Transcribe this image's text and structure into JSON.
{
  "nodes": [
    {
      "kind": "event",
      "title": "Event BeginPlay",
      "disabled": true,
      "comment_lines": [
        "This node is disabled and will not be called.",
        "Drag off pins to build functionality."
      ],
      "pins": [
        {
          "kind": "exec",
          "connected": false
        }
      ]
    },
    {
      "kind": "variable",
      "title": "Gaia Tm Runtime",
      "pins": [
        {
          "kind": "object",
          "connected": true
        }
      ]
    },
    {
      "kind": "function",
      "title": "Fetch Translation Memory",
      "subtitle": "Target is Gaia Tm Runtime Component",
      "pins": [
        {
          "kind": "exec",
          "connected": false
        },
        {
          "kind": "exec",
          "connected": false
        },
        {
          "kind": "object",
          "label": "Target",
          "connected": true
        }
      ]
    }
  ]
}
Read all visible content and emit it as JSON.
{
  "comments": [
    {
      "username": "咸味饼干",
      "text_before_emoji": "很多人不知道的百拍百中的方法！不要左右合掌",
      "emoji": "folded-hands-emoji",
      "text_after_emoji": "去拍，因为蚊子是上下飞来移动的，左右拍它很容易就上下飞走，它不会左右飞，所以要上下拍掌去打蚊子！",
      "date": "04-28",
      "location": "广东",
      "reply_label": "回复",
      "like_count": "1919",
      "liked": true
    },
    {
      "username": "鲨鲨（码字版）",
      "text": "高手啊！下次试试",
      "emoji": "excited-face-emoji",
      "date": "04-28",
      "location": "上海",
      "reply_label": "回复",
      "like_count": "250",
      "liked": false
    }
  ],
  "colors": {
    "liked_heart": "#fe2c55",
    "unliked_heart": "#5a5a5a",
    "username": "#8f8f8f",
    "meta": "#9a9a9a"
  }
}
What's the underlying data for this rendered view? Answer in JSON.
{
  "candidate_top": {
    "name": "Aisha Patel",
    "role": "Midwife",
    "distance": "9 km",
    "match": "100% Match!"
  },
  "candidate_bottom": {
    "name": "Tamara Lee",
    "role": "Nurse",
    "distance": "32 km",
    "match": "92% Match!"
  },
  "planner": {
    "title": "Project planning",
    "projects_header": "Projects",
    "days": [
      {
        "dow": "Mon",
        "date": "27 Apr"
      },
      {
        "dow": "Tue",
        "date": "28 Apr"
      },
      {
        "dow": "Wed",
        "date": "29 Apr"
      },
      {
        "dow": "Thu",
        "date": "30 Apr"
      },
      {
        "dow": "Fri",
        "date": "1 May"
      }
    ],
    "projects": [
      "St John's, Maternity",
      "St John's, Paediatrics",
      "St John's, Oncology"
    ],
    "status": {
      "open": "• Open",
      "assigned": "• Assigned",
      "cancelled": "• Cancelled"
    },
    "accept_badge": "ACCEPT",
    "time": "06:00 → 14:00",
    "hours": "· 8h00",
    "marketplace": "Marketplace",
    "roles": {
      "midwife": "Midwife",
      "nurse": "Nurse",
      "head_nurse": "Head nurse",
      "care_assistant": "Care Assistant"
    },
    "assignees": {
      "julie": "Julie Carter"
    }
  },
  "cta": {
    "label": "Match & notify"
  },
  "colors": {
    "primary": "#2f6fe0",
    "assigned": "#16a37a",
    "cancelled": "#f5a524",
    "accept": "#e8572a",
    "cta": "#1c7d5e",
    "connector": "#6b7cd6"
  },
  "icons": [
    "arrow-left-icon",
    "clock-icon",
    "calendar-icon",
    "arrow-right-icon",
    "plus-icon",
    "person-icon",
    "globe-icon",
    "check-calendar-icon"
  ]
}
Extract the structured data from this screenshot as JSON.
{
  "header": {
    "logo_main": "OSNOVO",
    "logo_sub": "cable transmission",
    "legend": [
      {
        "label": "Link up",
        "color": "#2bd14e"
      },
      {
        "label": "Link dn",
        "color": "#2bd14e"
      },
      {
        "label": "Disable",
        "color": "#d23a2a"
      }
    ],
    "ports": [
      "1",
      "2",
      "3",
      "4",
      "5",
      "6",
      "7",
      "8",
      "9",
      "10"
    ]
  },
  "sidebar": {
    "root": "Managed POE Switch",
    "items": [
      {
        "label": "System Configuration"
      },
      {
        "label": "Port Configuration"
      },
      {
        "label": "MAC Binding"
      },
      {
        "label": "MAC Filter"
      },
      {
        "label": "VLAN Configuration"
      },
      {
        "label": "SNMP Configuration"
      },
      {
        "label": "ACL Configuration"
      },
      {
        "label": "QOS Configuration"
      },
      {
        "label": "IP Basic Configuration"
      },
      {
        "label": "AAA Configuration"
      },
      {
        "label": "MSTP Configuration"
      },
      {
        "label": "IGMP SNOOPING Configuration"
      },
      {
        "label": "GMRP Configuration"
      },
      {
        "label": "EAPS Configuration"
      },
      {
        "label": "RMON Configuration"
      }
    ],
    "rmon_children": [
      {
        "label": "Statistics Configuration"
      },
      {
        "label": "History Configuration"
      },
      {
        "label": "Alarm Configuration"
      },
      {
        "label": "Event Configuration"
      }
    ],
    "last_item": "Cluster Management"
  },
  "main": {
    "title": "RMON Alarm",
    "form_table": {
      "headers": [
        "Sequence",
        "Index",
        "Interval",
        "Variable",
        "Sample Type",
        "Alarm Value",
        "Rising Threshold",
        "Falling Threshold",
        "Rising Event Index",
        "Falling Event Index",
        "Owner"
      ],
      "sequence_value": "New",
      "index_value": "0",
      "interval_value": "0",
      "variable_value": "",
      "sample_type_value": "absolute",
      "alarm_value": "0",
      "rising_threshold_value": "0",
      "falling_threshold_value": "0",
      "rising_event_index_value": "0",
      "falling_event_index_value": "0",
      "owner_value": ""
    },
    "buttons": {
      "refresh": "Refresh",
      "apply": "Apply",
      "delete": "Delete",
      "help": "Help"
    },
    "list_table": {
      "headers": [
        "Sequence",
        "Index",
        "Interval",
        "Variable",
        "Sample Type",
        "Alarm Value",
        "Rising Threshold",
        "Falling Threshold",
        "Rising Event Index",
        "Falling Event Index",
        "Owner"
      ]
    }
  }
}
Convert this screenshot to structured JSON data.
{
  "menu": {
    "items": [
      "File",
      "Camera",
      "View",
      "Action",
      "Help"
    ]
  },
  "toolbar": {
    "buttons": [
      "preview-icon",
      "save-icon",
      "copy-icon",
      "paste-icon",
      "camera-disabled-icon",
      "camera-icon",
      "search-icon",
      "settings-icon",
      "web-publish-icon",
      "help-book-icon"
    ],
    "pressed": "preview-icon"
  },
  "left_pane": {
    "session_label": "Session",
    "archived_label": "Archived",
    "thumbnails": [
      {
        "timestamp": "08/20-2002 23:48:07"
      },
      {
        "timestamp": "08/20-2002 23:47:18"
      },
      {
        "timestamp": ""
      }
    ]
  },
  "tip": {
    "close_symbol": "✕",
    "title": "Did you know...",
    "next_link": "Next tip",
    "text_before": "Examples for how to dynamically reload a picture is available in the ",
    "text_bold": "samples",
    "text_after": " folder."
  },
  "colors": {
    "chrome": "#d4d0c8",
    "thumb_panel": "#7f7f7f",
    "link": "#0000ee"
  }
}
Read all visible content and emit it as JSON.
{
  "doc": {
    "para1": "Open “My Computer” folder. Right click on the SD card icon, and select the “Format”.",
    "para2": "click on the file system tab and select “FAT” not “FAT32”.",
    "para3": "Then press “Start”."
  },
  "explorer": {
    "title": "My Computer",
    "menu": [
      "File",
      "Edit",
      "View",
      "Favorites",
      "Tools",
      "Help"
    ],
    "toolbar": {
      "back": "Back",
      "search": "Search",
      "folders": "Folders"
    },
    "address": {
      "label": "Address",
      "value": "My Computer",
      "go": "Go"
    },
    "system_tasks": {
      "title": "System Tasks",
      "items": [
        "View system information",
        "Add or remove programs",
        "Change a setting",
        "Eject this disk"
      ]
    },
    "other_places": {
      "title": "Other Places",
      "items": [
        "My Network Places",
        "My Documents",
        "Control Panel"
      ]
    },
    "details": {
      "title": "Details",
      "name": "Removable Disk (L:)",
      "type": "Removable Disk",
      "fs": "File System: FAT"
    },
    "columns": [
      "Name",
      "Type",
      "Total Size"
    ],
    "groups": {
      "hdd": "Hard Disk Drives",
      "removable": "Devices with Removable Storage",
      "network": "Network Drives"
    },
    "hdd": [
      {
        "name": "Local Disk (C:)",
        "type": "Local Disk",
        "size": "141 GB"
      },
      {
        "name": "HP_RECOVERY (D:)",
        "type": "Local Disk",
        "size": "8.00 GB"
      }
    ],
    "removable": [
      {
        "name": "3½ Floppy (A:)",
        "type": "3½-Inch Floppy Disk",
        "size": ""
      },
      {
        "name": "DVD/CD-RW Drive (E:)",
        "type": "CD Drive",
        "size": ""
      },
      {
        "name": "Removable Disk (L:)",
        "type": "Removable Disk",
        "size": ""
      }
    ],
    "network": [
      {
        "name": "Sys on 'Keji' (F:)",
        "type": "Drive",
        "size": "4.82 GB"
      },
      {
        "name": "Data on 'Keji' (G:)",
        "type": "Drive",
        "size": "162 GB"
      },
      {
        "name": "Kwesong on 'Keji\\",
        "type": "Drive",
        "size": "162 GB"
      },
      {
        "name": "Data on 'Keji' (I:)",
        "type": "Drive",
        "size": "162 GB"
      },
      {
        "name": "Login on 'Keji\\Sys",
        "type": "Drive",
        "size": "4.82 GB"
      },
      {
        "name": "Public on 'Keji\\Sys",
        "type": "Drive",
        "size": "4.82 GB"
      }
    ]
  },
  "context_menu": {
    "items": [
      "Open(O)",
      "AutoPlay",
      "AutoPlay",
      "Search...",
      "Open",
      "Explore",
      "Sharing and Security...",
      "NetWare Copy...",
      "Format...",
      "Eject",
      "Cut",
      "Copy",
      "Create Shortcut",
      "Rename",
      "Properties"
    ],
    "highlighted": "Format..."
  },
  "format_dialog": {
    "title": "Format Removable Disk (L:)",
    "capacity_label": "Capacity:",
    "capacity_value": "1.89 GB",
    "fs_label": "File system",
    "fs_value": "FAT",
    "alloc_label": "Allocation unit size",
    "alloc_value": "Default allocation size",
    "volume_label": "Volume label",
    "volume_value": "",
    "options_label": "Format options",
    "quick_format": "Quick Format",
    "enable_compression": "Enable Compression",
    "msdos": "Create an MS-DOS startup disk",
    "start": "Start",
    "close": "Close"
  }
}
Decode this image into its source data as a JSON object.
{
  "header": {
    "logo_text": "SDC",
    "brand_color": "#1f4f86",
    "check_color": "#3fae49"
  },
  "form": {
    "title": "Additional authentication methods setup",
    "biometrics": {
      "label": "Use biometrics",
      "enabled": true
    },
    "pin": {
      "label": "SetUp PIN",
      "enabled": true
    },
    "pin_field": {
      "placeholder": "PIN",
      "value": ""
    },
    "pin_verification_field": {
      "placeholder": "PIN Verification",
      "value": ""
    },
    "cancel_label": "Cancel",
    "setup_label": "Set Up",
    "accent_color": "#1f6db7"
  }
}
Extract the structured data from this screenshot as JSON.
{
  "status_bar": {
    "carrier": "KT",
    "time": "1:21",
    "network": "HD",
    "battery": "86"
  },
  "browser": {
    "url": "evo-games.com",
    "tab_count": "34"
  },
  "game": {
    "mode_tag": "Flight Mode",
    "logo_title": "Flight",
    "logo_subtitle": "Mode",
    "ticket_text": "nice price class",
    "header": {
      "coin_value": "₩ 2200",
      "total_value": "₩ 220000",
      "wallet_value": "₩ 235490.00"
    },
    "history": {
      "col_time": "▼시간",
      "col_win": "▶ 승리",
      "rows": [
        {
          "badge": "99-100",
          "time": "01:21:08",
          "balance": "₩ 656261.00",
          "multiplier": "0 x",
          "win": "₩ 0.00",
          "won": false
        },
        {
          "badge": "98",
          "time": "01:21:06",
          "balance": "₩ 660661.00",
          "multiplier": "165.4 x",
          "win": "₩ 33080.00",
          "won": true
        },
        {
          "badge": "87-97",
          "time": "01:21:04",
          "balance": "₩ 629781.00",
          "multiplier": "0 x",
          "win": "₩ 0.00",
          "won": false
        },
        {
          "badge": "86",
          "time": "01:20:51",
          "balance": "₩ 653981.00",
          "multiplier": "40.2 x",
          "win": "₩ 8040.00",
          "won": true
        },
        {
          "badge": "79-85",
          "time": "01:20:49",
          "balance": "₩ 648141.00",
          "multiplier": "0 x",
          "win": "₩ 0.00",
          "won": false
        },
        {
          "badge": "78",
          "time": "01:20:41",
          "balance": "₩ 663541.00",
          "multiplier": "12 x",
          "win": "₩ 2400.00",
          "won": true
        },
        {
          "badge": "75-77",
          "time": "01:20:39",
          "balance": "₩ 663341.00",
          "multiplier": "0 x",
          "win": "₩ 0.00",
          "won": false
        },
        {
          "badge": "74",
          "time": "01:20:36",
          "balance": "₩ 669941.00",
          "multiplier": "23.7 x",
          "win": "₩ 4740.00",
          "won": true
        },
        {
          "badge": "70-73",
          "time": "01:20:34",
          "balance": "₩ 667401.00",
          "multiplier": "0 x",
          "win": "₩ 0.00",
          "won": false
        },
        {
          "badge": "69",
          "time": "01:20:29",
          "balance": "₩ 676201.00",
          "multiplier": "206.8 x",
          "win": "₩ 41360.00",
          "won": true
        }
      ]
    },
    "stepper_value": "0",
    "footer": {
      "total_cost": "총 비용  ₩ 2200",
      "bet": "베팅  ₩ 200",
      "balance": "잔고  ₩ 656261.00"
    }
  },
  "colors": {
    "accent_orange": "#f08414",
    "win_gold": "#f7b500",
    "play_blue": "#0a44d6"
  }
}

— SHORT PROBLEM —
From the entries, copy out each line containing the word "Open".

— REPLY —
      "open": "• Open",
    "para1": "Open “My Computer” folder. Right click on the SD card icon, and select the “Format”.",
      "Open(O)",
      "Open",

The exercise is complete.